# Exercise
Each record below is to be copied word for word, with pictures removed.

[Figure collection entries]
•••••

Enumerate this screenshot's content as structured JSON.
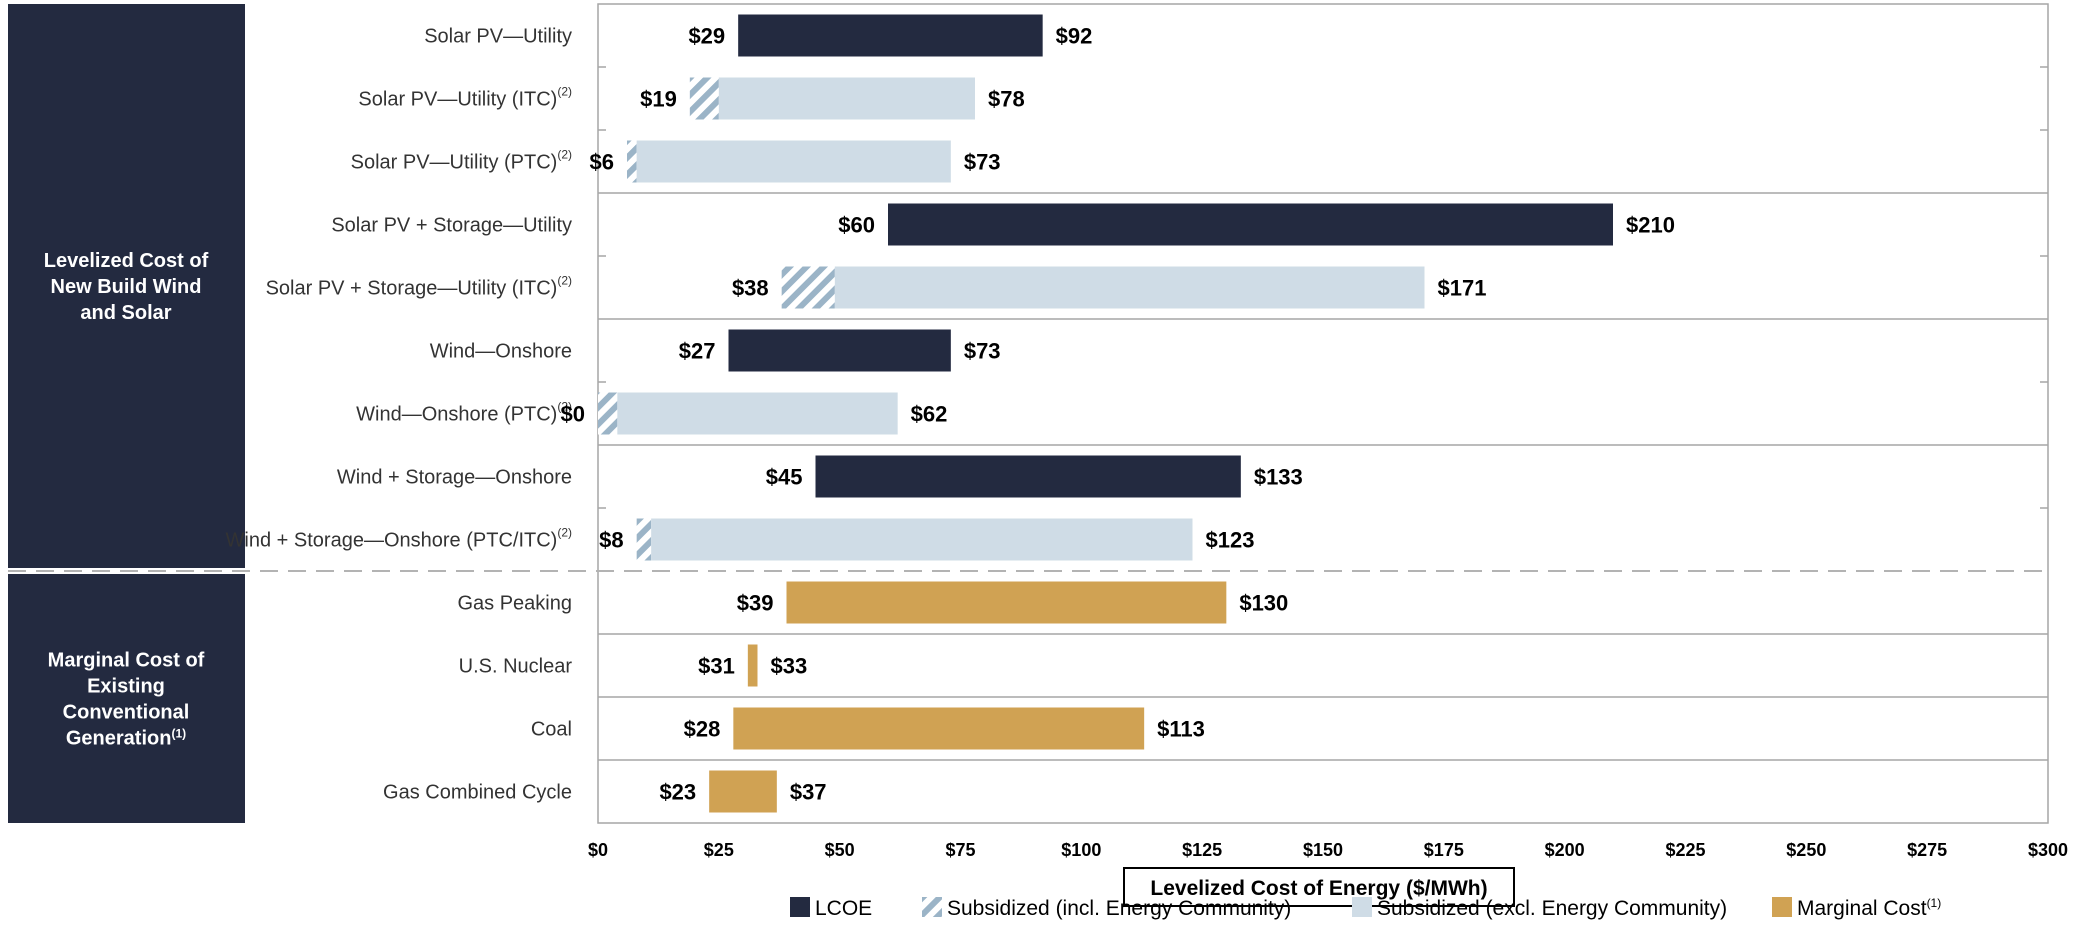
{
  "colors": {
    "lcoe": "#232a40",
    "subsidized_light": "#cfdce6",
    "hatch_stripe": "#9bb4c7",
    "marginal": "#d0a253",
    "panel": "#232a40",
    "grid": "#bfbfbf"
  },
  "sections": [
    {
      "label_lines": [
        "Levelized Cost of",
        "New Build Wind",
        "and Solar"
      ],
      "superscript": "",
      "rows": [
        0,
        8
      ]
    },
    {
      "label_lines": [
        "Marginal Cost of",
        "Existing",
        "Conventional",
        "Generation"
      ],
      "superscript": "(1)",
      "rows": [
        9,
        12
      ]
    }
  ],
  "chart_data": {
    "type": "bar",
    "orientation": "horizontal",
    "xlabel": "Levelized Cost of Energy ($/MWh)",
    "xlim": [
      0,
      300
    ],
    "xticks": [
      "$0",
      "$25",
      "$50",
      "$75",
      "$100",
      "$125",
      "$150",
      "$175",
      "$200",
      "$225",
      "$250",
      "$275",
      "$300"
    ],
    "legend": [
      {
        "key": "lcoe",
        "label": "LCOE",
        "superscript": ""
      },
      {
        "key": "hatch",
        "label": "Subsidized (incl. Energy Community)",
        "superscript": ""
      },
      {
        "key": "subsidized",
        "label": "Subsidized (excl. Energy Community)",
        "superscript": ""
      },
      {
        "key": "marginal",
        "label": "Marginal Cost",
        "superscript": "(1)"
      }
    ],
    "categories": [
      {
        "label": "Solar PV—Utility",
        "superscript": "",
        "kind": "lcoe",
        "low": 29,
        "high": 92,
        "low_label": "$29",
        "high_label": "$92"
      },
      {
        "label": "Solar PV—Utility (ITC)",
        "superscript": "(2)",
        "kind": "subsidized",
        "low": 19,
        "hatch_end": 25,
        "high": 78,
        "low_label": "$19",
        "high_label": "$78"
      },
      {
        "label": "Solar PV—Utility (PTC)",
        "superscript": "(2)",
        "kind": "subsidized",
        "low": 6,
        "hatch_end": 8,
        "high": 73,
        "low_label": "$6",
        "high_label": "$73"
      },
      {
        "label": "Solar PV + Storage—Utility",
        "superscript": "",
        "kind": "lcoe",
        "low": 60,
        "high": 210,
        "low_label": "$60",
        "high_label": "$210"
      },
      {
        "label": "Solar PV + Storage—Utility (ITC)",
        "superscript": "(2)",
        "kind": "subsidized",
        "low": 38,
        "hatch_end": 49,
        "high": 171,
        "low_label": "$38",
        "high_label": "$171"
      },
      {
        "label": "Wind—Onshore",
        "superscript": "",
        "kind": "lcoe",
        "low": 27,
        "high": 73,
        "low_label": "$27",
        "high_label": "$73"
      },
      {
        "label": "Wind—Onshore (PTC)",
        "superscript": "(2)",
        "kind": "subsidized",
        "low": 0,
        "hatch_end": 4,
        "high": 62,
        "low_label": "$0",
        "high_label": "$62"
      },
      {
        "label": "Wind + Storage—Onshore",
        "superscript": "",
        "kind": "lcoe",
        "low": 45,
        "high": 133,
        "low_label": "$45",
        "high_label": "$133"
      },
      {
        "label": "Wind + Storage—Onshore (PTC/ITC)",
        "superscript": "(2)",
        "kind": "subsidized",
        "low": 8,
        "hatch_end": 11,
        "high": 123,
        "low_label": "$8",
        "high_label": "$123"
      },
      {
        "label": "Gas Peaking",
        "superscript": "",
        "kind": "marginal",
        "low": 39,
        "high": 130,
        "low_label": "$39",
        "high_label": "$130"
      },
      {
        "label": "U.S. Nuclear",
        "superscript": "",
        "kind": "marginal",
        "low": 31,
        "high": 33,
        "low_label": "$31",
        "high_label": "$33"
      },
      {
        "label": "Coal",
        "superscript": "",
        "kind": "marginal",
        "low": 28,
        "high": 113,
        "low_label": "$28",
        "high_label": "$113"
      },
      {
        "label": "Gas Combined Cycle",
        "superscript": "",
        "kind": "marginal",
        "low": 23,
        "high": 37,
        "low_label": "$23",
        "high_label": "$37"
      }
    ]
  }
}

•••••

# Reply to the exercise
Enumerate this screenshot's content as structured JSON.
{
  "colors": {
    "lcoe": "#232a40",
    "subsidized_light": "#cfdce6",
    "hatch_stripe": "#9bb4c7",
    "marginal": "#d0a253",
    "panel": "#232a40",
    "grid": "#bfbfbf"
  },
  "sections": [
    {
      "label_lines": [
        "Levelized Cost of",
        "New Build Wind",
        "and Solar"
      ],
      "superscript": "",
      "rows": [
        0,
        8
      ]
    },
    {
      "label_lines": [
        "Marginal Cost of",
        "Existing",
        "Conventional",
        "Generation"
      ],
      "superscript": "(1)",
      "rows": [
        9,
        12
      ]
    }
  ],
  "chart_data": {
    "type": "bar",
    "orientation": "horizontal",
    "xlabel": "Levelized Cost of Energy ($/MWh)",
    "xlim": [
      0,
      300
    ],
    "xticks": [
      "$0",
      "$25",
      "$50",
      "$75",
      "$100",
      "$125",
      "$150",
      "$175",
      "$200",
      "$225",
      "$250",
      "$275",
      "$300"
    ],
    "legend": [
      {
        "key": "lcoe",
        "label": "LCOE",
        "superscript": ""
      },
      {
        "key": "hatch",
        "label": "Subsidized (incl. Energy Community)",
        "superscript": ""
      },
      {
        "key": "subsidized",
        "label": "Subsidized (excl. Energy Community)",
        "superscript": ""
      },
      {
        "key": "marginal",
        "label": "Marginal Cost",
        "superscript": "(1)"
      }
    ],
    "categories": [
      {
        "label": "Solar PV—Utility",
        "superscript": "",
        "kind": "lcoe",
        "low": 29,
        "high": 92,
        "low_label": "$29",
        "high_label": "$92"
      },
      {
        "label": "Solar PV—Utility (ITC)",
        "superscript": "(2)",
        "kind": "subsidized",
        "low": 19,
        "hatch_end": 25,
        "high": 78,
        "low_label": "$19",
        "high_label": "$78"
      },
      {
        "label": "Solar PV—Utility (PTC)",
        "superscript": "(2)",
        "kind": "subsidized",
        "low": 6,
        "hatch_end": 8,
        "high": 73,
        "low_label": "$6",
        "high_label": "$73"
      },
      {
        "label": "Solar PV + Storage—Utility",
        "superscript": "",
        "kind": "lcoe",
        "low": 60,
        "high": 210,
        "low_label": "$60",
        "high_label": "$210"
      },
      {
        "label": "Solar PV + Storage—Utility (ITC)",
        "superscript": "(2)",
        "kind": "subsidized",
        "low": 38,
        "hatch_end": 49,
        "high": 171,
        "low_label": "$38",
        "high_label": "$171"
      },
      {
        "label": "Wind—Onshore",
        "superscript": "",
        "kind": "lcoe",
        "low": 27,
        "high": 73,
        "low_label": "$27",
        "high_label": "$73"
      },
      {
        "label": "Wind—Onshore (PTC)",
        "superscript": "(2)",
        "kind": "subsidized",
        "low": 0,
        "hatch_end": 4,
        "high": 62,
        "low_label": "$0",
        "high_label": "$62"
      },
      {
        "label": "Wind + Storage—Onshore",
        "superscript": "",
        "kind": "lcoe",
        "low": 45,
        "high": 133,
        "low_label": "$45",
        "high_label": "$133"
      },
      {
        "label": "Wind + Storage—Onshore (PTC/ITC)",
        "superscript": "(2)",
        "kind": "subsidized",
        "low": 8,
        "hatch_end": 11,
        "high": 123,
        "low_label": "$8",
        "high_label": "$123"
      },
      {
        "label": "Gas Peaking",
        "superscript": "",
        "kind": "marginal",
        "low": 39,
        "high": 130,
        "low_label": "$39",
        "high_label": "$130"
      },
      {
        "label": "U.S. Nuclear",
        "superscript": "",
        "kind": "marginal",
        "low": 31,
        "high": 33,
        "low_label": "$31",
        "high_label": "$33"
      },
      {
        "label": "Coal",
        "superscript": "",
        "kind": "marginal",
        "low": 28,
        "high": 113,
        "low_label": "$28",
        "high_label": "$113"
      },
      {
        "label": "Gas Combined Cycle",
        "superscript": "",
        "kind": "marginal",
        "low": 23,
        "high": 37,
        "low_label": "$23",
        "high_label": "$37"
      }
    ]
  }
}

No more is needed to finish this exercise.